INSTRUCTIONS TO FOLLOW: Skip every picture and transcribe the remaining material exactly.

###

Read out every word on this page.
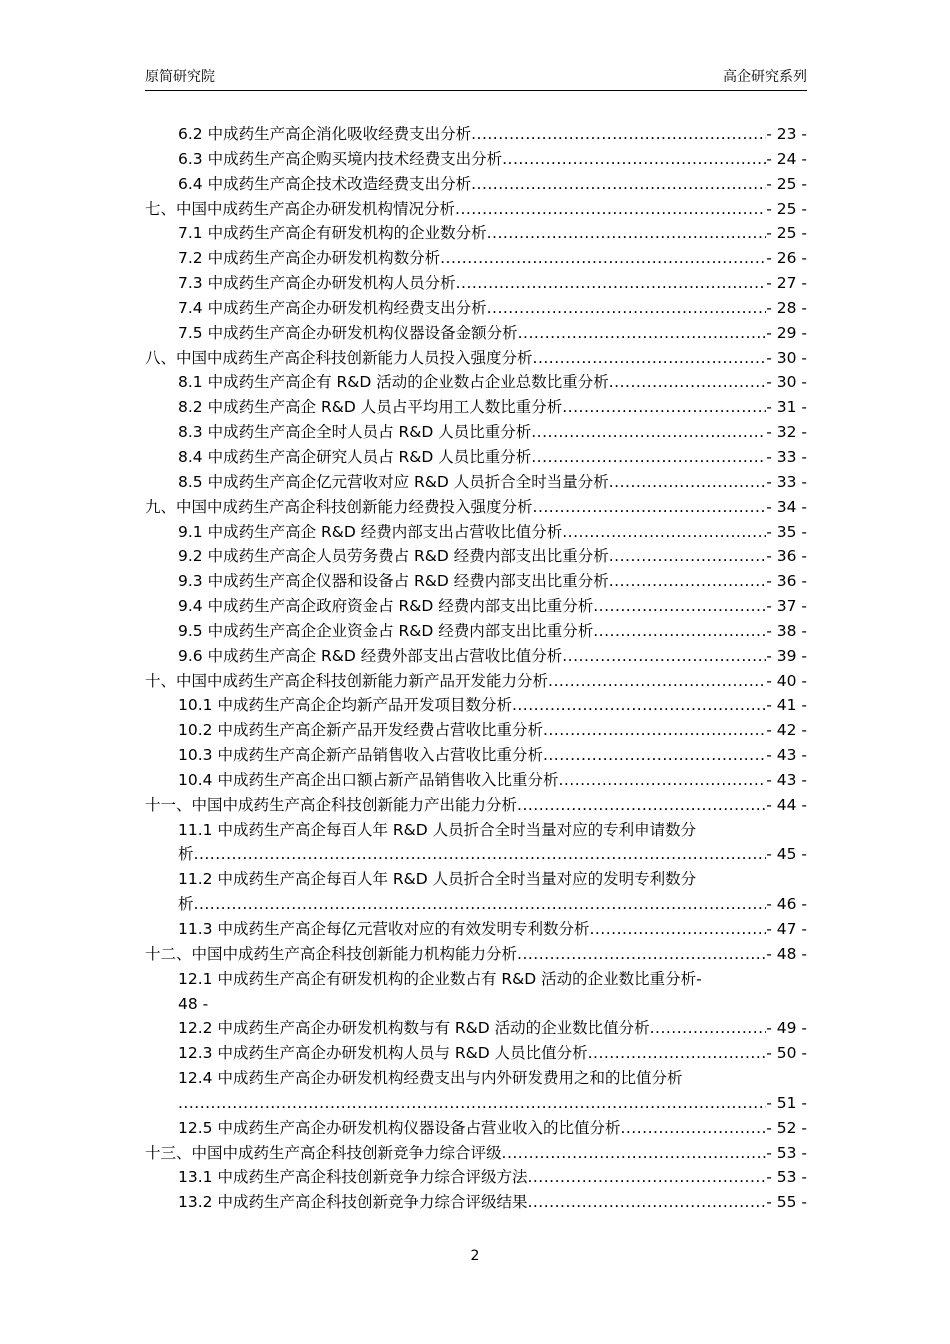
原简研究院	高企研究系列
6.2 中成药生产高企消化吸收经费支出分析 .....	- 23 -
6.3 中成药生产高企购买境内技术经费支出分析 .....	- 24 -
6.4 中成药生产高企技术改造经费支出分析 .....	- 25 -
七、中国中成药生产高企办研发机构情况分析 .....	- 25 -
7.1 中成药生产高企有研发机构的企业数分析 .....	- 25 -
7.2 中成药生产高企办研发机构数分析 .....	- 26 -
7.3 中成药生产高企办研发机构人员分析 .....	- 27 -
7.4 中成药生产高企办研发机构经费支出分析 .....	- 28 -
7.5 中成药生产高企办研发机构仪器设备金额分析 .....	- 29 -
八、中国中成药生产高企科技创新能力人员投入强度分析 .....	- 30 -
8.1 中成药生产高企有 R&D 活动的企业数占企业总数比重分析 .....	- 30 -
8.2 中成药生产高企 R&D 人员占平均用工人数比重分析 .....	- 31 -
8.3 中成药生产高企全时人员占 R&D 人员比重分析 .....	- 32 -
8.4 中成药生产高企研究人员占 R&D 人员比重分析 .....	- 33 -
8.5 中成药生产高企亿元营收对应 R&D 人员折合全时当量分析 .....	- 33 -
九、中国中成药生产高企科技创新能力经费投入强度分析 .....	- 34 -
9.1 中成药生产高企 R&D 经费内部支出占营收比值分析 .....	- 35 -
9.2 中成药生产高企人员劳务费占 R&D 经费内部支出比重分析 .....	- 36 -
9.3 中成药生产高企仪器和设备占 R&D 经费内部支出比重分析 .....	- 36 -
9.4 中成药生产高企政府资金占 R&D 经费内部支出比重分析 .....	- 37 -
9.5 中成药生产高企企业资金占 R&D 经费内部支出比重分析 .....	- 38 -
9.6 中成药生产高企 R&D 经费外部支出占营收比值分析 .....	- 39 -
十、中国中成药生产高企科技创新能力新产品开发能力分析 .....	- 40 -
10.1 中成药生产高企企均新产品开发项目数分析 .....	- 41 -
10.2 中成药生产高企新产品开发经费占营收比重分析 .....	- 42 -
10.3 中成药生产高企新产品销售收入占营收比重分析 .....	- 43 -
10.4 中成药生产高企出口额占新产品销售收入比重分析 .....	- 43 -
十一、中国中成药生产高企科技创新能力产出能力分析 .....	- 44 -
11.1 中成药生产高企每百人年 R&D 人员折合全时当量对应的专利申请数分
析 .....	- 45 -
11.2 中成药生产高企每百人年 R&D 人员折合全时当量对应的发明专利数分
析 .....	- 46 -
11.3 中成药生产高企每亿元营收对应的有效发明专利数分析 .....	- 47 -
十二、中国中成药生产高企科技创新能力机构能力分析 .....	- 48 -
12.1 中成药生产高企有研发机构的企业数占有 R&D 活动的企业数比重分析-
48 -
12.2 中成药生产高企办研发机构数与有 R&D 活动的企业数比值分析 .....	- 49 -
12.3 中成药生产高企办研发机构人员与 R&D 人员比值分析 .....	- 50 -
12.4 中成药生产高企办研发机构经费支出与内外研发费用之和的比值分析
.....
- 51 -
12.5 中成药生产高企办研发机构仪器设备占营业收入的比值分析 .....	- 52 -
十三、中国中成药生产高企科技创新竞争力综合评级 .....	- 53 -
13.1 中成药生产高企科技创新竞争力综合评级方法 .....	- 53 -
13.2 中成药生产高企科技创新竞争力综合评级结果 .....	- 55 -
2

###

SOLUTION TO THE PROBLEM:
Read out every word on this page.
原简研究院	高企研究系列
6.2 中成药生产高企消化吸收经费支出分析 .....	- 23 -
6.3 中成药生产高企购买境内技术经费支出分析 .....	- 24 -
6.4 中成药生产高企技术改造经费支出分析 .....	- 25 -
七、中国中成药生产高企办研发机构情况分析 .....	- 25 -
7.1 中成药生产高企有研发机构的企业数分析 .....	- 25 -
7.2 中成药生产高企办研发机构数分析 .....	- 26 -
7.3 中成药生产高企办研发机构人员分析 .....	- 27 -
7.4 中成药生产高企办研发机构经费支出分析 .....	- 28 -
7.5 中成药生产高企办研发机构仪器设备金额分析 .....	- 29 -
八、中国中成药生产高企科技创新能力人员投入强度分析 .....	- 30 -
8.1 中成药生产高企有 R&D 活动的企业数占企业总数比重分析 .....	- 30 -
8.2 中成药生产高企 R&D 人员占平均用工人数比重分析 .....	- 31 -
8.3 中成药生产高企全时人员占 R&D 人员比重分析 .....	- 32 -
8.4 中成药生产高企研究人员占 R&D 人员比重分析 .....	- 33 -
8.5 中成药生产高企亿元营收对应 R&D 人员折合全时当量分析 .....	- 33 -
九、中国中成药生产高企科技创新能力经费投入强度分析 .....	- 34 -
9.1 中成药生产高企 R&D 经费内部支出占营收比值分析 .....	- 35 -
9.2 中成药生产高企人员劳务费占 R&D 经费内部支出比重分析 .....	- 36 -
9.3 中成药生产高企仪器和设备占 R&D 经费内部支出比重分析 .....	- 36 -
9.4 中成药生产高企政府资金占 R&D 经费内部支出比重分析 .....	- 37 -
9.5 中成药生产高企企业资金占 R&D 经费内部支出比重分析 .....	- 38 -
9.6 中成药生产高企 R&D 经费外部支出占营收比值分析 .....	- 39 -
十、中国中成药生产高企科技创新能力新产品开发能力分析 .....	- 40 -
10.1 中成药生产高企企均新产品开发项目数分析 .....	- 41 -
10.2 中成药生产高企新产品开发经费占营收比重分析 .....	- 42 -
10.3 中成药生产高企新产品销售收入占营收比重分析 .....	- 43 -
10.4 中成药生产高企出口额占新产品销售收入比重分析 .....	- 43 -
十一、中国中成药生产高企科技创新能力产出能力分析 .....	- 44 -
11.1 中成药生产高企每百人年 R&D 人员折合全时当量对应的专利申请数分
析 .....	- 45 -
11.2 中成药生产高企每百人年 R&D 人员折合全时当量对应的发明专利数分
析 .....	- 46 -
11.3 中成药生产高企每亿元营收对应的有效发明专利数分析 .....	- 47 -
十二、中国中成药生产高企科技创新能力机构能力分析 .....	- 48 -
12.1 中成药生产高企有研发机构的企业数占有 R&D 活动的企业数比重分析-
48 -
12.2 中成药生产高企办研发机构数与有 R&D 活动的企业数比值分析 .....	- 49 -
12.3 中成药生产高企办研发机构人员与 R&D 人员比值分析 .....	- 50 -
12.4 中成药生产高企办研发机构经费支出与内外研发费用之和的比值分析
.....
- 51 -
12.5 中成药生产高企办研发机构仪器设备占营业收入的比值分析 .....	- 52 -
十三、中国中成药生产高企科技创新竞争力综合评级 .....	- 53 -
13.1 中成药生产高企科技创新竞争力综合评级方法 .....	- 53 -
13.2 中成药生产高企科技创新竞争力综合评级结果 .....	- 55 -
2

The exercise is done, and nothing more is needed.